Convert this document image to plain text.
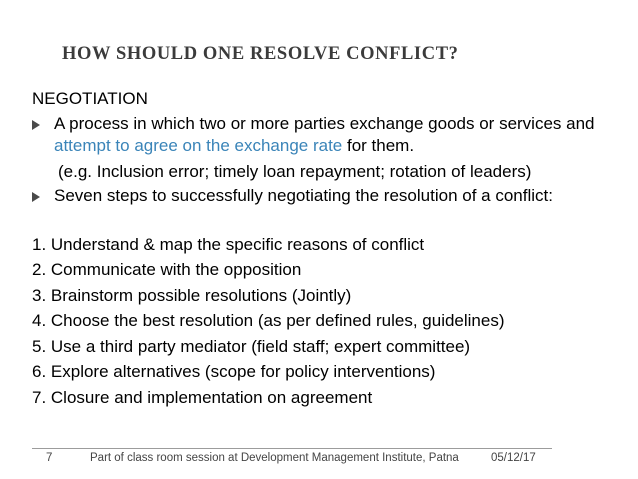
HOW SHOULD ONE RESOLVE CONFLICT?
NEGOTIATION
A process in which two or more parties exchange goods or services and attempt to agree on the exchange rate for them.
(e.g. Inclusion error; timely loan repayment; rotation of leaders)
Seven steps to successfully negotiating the resolution of a conflict:
1. Understand & map the specific reasons of conflict
2. Communicate with the opposition
3. Brainstorm possible resolutions (Jointly)
4. Choose the best resolution (as per defined rules, guidelines)
5. Use a third party mediator (field staff; expert committee)
6. Explore alternatives (scope for policy interventions)
7. Closure and implementation on agreement
7	Part of class room session at Development Management Institute, Patna	05/12/17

-------------------------

■ TASK DESCRIPTION ■
Pictures stay out of the copy; please restate every record above exactly.

■ COMPLETED TASK ■
Convert this document image to plain text.
HOW SHOULD ONE RESOLVE CONFLICT?
NEGOTIATION
A process in which two or more parties exchange goods or services and attempt to agree on the exchange rate for them.
(e.g. Inclusion error; timely loan repayment; rotation of leaders)
Seven steps to successfully negotiating the resolution of a conflict:
1. Understand & map the specific reasons of conflict
2. Communicate with the opposition
3. Brainstorm possible resolutions (Jointly)
4. Choose the best resolution (as per defined rules, guidelines)
5. Use a third party mediator (field staff; expert committee)
6. Explore alternatives (scope for policy interventions)
7. Closure and implementation on agreement
7	Part of class room session at Development Management Institute, Patna	05/12/17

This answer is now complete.